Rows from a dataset
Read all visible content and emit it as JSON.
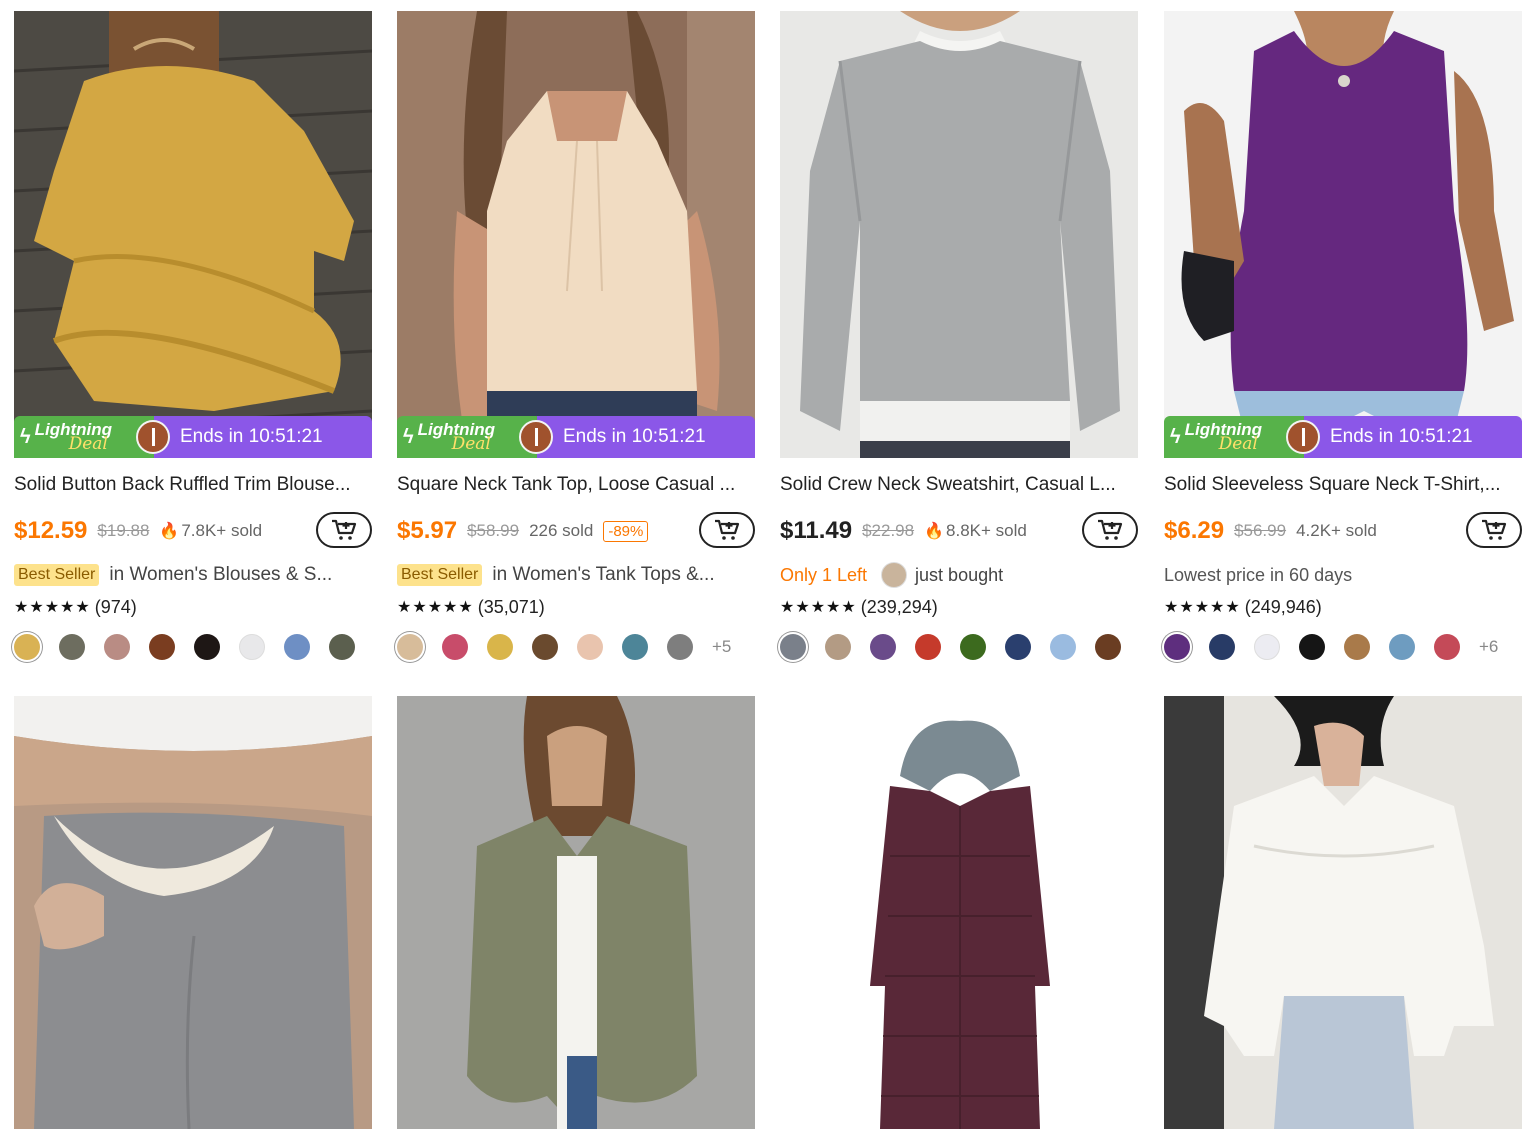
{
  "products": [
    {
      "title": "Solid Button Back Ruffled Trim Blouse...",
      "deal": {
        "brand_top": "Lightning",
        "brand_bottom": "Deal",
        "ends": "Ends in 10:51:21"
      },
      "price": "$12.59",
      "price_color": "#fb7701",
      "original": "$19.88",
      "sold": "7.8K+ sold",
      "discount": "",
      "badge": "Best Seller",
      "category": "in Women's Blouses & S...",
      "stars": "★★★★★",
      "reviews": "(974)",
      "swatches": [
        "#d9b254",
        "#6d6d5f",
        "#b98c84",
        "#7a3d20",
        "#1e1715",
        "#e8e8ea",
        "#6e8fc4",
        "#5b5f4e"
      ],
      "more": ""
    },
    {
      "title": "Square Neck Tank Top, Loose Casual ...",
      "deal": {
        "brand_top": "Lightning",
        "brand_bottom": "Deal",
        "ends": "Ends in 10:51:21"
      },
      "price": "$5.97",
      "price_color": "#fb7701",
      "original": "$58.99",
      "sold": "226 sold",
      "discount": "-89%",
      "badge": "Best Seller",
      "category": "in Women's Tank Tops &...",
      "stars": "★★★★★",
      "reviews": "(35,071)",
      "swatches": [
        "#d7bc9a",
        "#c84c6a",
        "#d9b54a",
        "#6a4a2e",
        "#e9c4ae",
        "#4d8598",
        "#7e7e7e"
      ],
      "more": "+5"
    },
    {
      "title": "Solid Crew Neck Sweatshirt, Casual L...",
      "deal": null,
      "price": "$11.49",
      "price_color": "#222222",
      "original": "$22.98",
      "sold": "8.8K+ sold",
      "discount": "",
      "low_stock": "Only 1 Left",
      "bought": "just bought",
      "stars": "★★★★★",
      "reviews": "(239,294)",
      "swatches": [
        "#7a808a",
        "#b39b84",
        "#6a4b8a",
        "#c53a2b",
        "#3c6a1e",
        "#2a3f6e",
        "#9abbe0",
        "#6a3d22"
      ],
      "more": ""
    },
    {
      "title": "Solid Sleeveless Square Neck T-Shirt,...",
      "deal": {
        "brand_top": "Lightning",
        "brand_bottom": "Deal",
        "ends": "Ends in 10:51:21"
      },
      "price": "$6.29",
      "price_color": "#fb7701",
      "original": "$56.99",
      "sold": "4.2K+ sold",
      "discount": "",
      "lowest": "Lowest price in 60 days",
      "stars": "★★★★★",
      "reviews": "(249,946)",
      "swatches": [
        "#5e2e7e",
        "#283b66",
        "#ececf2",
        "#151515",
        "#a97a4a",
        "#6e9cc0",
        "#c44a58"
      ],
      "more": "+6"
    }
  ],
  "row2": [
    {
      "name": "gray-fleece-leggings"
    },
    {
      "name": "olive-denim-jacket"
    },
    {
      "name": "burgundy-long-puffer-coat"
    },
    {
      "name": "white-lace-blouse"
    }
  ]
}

**REQUIREMENTS**
Above are the records; copy every line in them that holds the word "Solid".

**ANSWER TO THE TASK**
      "title": "Solid Button Back Ruffled Trim Blouse...",
      "title": "Solid Crew Neck Sweatshirt, Casual L...",
      "title": "Solid Sleeveless Square Neck T-Shirt,...",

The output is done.